JOB 1:
In the passage on the Caterpillar access ruling, copy word for word the span from "Enforcing a National" up to and including "Oct. 2, 2015).".

EXTRACT PROVIDED:

━━━━━━━━━━

Enforcing a National Labor Relations Board order, the federal appeals court in Chicago has held an employer unlawfully denied a union safety specialist access to its facility to examine the site of a fatal accident (the cause of which had not been determined) involving a bargaining unit employee. Caterpillar Inc. v. NLRB, No. 14-3528 (7th Cir. Oct. 2, 2015).

The NLRB had held the employer violated the National Labor Relations Act by refusing to grant a nonemployee union representative access to its facility for a health and safety inspection after a fatal acci­dent. The Board applied the balancing test ar­ticulated in Holyoke Water Power Company to conclude that where, as here, the issue implicated significant health and safety matters affecting unit employees, the employer’s property rights had to yield to the employees’ right to re­sponsible representation. In Holyoke, the union had requested the employer permit the union’s industrial hygienist access to a fan room to survey potential health and safety hazards. The employer denied the request, but gave the union a summary of a noise survey not limited to the fan room. (After the employer was charged with a violation, the company offered the union further information on noise levels in the fan room, but that study was not conducted by an industrial hygienist and it may have been affected by the positioning of the measuring equipment and of doors and louvers in the room.)

━━━━━━━━━━

Boxed element entries:
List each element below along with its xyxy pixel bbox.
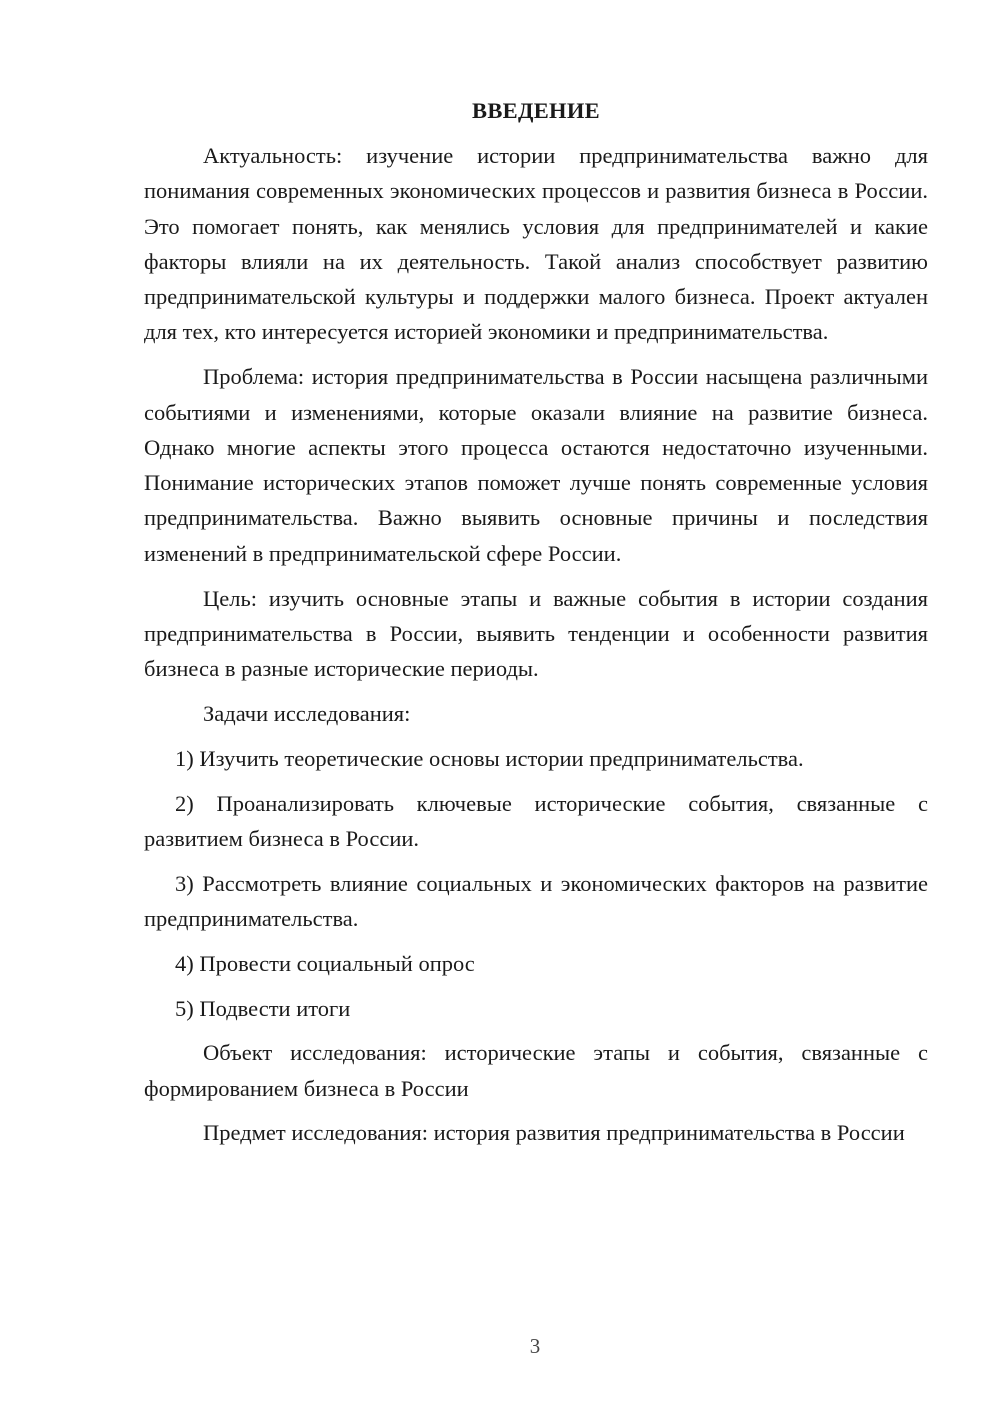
- section-heading: ВВЕДЕНИЕ: [472, 98, 600, 123]
- paragraph-research-object: Объект исследования: исторические этапы и события, связанные с формированием бизнеса в России: [144, 1040, 928, 1101]
- paragraph-problem: Проблема: история предпринимательства в России насыщена различными событиями и изменениями, которые оказали влияние на развитие бизнеса. Однако многие аспекты этого процесса остаются недостаточно изученными. Понимание исторических этапов поможет лучше понять современные условия предпринимательства. Важно выявить основные причины и последствия изменений в предпринимательской сфере России.: [144, 364, 928, 566]
- paragraph-tasks-heading: Задачи исследования:: [203, 700, 411, 726]
- document-body: [144, 92, 928, 1160]
- paragraph-relevance: Актуальность: изучение истории предпринимательства важно для понимания современных экономических процессов и развития бизнеса в России. Это помогает понять, как менялись условия для предпринимателей и какие факторы влияли на их деятельность. Такой анализ способствует развитию предпринимательской культуры и поддержки малого бизнеса. Проект актуален для тех, кто интересуется историей экономики и предпринимательства.: [144, 143, 928, 345]
- task-item-4: 4) Провести социальный опрос: [175, 950, 475, 976]
- page-number: 3: [529, 1334, 541, 1358]
- paragraph-research-subject: Предмет исследования: история развития предпринимательства в России: [203, 1120, 905, 1146]
- task-item-3: 3) Рассмотреть влияние социальных и экономических факторов на развитие предпринимательства.: [144, 870, 928, 931]
- task-item-5: 5) Подвести итоги: [175, 995, 351, 1021]
- task-item-2: 2) Проанализировать ключевые исторические события, связанные с развитием бизнеса в России.: [144, 790, 928, 851]
- task-item-1: 1) Изучить теоретические основы истории предпринимательства.: [175, 745, 804, 771]
- paragraph-goal: Цель: изучить основные этапы и важные события в истории создания предпринимательства в России, выявить тенденции и особенности развития бизнеса в разные исторические периоды.: [144, 585, 928, 682]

━━━━━━━━━━

JOB 2:
Write out the rows from the line with "- section-heading: ВВЕДЕНИЕ: [472, 98, 600, 123]" up to and including the line with "- document-body: [144, 92, 928, 1160]", unchanged.

EXERCISE OUTPUT 1:
Enforcing a National Labor Relations Board order, the federal appeals court in Chicago has held an employer unlawfully denied a union safety specialist access to its facility to examine the site of a fatal accident (the cause of which had not been determined) involving a bargaining unit employee. Caterpillar Inc. v. NLRB, No. 14-3528 (7th Cir. Oct. 2, 2015).

EXERCISE OUTPUT 2:
- section-heading: ВВЕДЕНИЕ: [472, 98, 600, 123]
- paragraph-research-object: Объект исследования: исторические этапы и события, связанные с формированием бизнеса в России: [144, 1040, 928, 1101]
- paragraph-problem: Проблема: история предпринимательства в России насыщена различными событиями и изменениями, которые оказали влияние на развитие бизнеса. Однако многие аспекты этого процесса остаются недостаточно изученными. Понимание исторических этапов поможет лучше понять современные условия предпринимательства. Важно выявить основные причины и последствия изменений в предпринимательской сфере России.: [144, 364, 928, 566]
- paragraph-tasks-heading: Задачи исследования:: [203, 700, 411, 726]
- document-body: [144, 92, 928, 1160]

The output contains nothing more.